__REQUIREMENTS__.
Below is a block of records: output all of them exactly and leave out the pictures.

______

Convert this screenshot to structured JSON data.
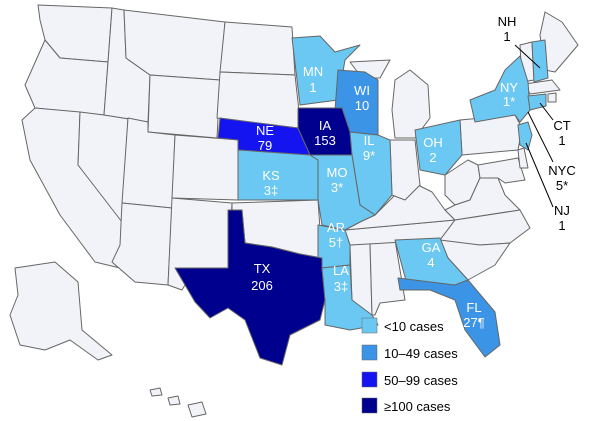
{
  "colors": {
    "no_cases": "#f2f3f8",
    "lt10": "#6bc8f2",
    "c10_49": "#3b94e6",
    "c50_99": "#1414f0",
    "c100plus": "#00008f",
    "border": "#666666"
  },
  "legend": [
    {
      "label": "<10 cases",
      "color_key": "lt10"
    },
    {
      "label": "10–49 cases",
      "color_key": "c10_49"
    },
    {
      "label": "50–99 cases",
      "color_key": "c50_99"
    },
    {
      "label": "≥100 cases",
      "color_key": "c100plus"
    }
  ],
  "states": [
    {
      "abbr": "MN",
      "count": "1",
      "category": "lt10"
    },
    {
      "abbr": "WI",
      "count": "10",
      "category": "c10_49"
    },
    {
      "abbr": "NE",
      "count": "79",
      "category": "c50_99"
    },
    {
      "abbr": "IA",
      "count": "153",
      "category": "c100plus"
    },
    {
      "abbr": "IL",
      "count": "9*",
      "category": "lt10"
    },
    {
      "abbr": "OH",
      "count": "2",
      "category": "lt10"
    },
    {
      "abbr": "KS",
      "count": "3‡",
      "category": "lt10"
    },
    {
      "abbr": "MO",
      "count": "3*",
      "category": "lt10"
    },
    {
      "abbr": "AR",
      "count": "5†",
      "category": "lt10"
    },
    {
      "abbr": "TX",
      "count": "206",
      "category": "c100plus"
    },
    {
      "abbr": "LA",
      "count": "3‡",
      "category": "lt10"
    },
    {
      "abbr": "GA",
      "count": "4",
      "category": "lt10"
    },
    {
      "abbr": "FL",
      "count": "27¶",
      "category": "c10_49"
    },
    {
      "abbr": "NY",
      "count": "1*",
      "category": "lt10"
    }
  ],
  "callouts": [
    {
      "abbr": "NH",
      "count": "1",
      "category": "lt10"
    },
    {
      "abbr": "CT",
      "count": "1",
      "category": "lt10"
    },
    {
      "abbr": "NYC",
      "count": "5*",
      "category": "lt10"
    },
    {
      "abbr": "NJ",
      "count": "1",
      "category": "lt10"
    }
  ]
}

______

__EXERCISE OUTPUT__.
Convert this screenshot to structured JSON data.
{
  "colors": {
    "no_cases": "#f2f3f8",
    "lt10": "#6bc8f2",
    "c10_49": "#3b94e6",
    "c50_99": "#1414f0",
    "c100plus": "#00008f",
    "border": "#666666"
  },
  "legend": [
    {
      "label": "<10 cases",
      "color_key": "lt10"
    },
    {
      "label": "10–49 cases",
      "color_key": "c10_49"
    },
    {
      "label": "50–99 cases",
      "color_key": "c50_99"
    },
    {
      "label": "≥100 cases",
      "color_key": "c100plus"
    }
  ],
  "states": [
    {
      "abbr": "MN",
      "count": "1",
      "category": "lt10"
    },
    {
      "abbr": "WI",
      "count": "10",
      "category": "c10_49"
    },
    {
      "abbr": "NE",
      "count": "79",
      "category": "c50_99"
    },
    {
      "abbr": "IA",
      "count": "153",
      "category": "c100plus"
    },
    {
      "abbr": "IL",
      "count": "9*",
      "category": "lt10"
    },
    {
      "abbr": "OH",
      "count": "2",
      "category": "lt10"
    },
    {
      "abbr": "KS",
      "count": "3‡",
      "category": "lt10"
    },
    {
      "abbr": "MO",
      "count": "3*",
      "category": "lt10"
    },
    {
      "abbr": "AR",
      "count": "5†",
      "category": "lt10"
    },
    {
      "abbr": "TX",
      "count": "206",
      "category": "c100plus"
    },
    {
      "abbr": "LA",
      "count": "3‡",
      "category": "lt10"
    },
    {
      "abbr": "GA",
      "count": "4",
      "category": "lt10"
    },
    {
      "abbr": "FL",
      "count": "27¶",
      "category": "c10_49"
    },
    {
      "abbr": "NY",
      "count": "1*",
      "category": "lt10"
    }
  ],
  "callouts": [
    {
      "abbr": "NH",
      "count": "1",
      "category": "lt10"
    },
    {
      "abbr": "CT",
      "count": "1",
      "category": "lt10"
    },
    {
      "abbr": "NYC",
      "count": "5*",
      "category": "lt10"
    },
    {
      "abbr": "NJ",
      "count": "1",
      "category": "lt10"
    }
  ]
}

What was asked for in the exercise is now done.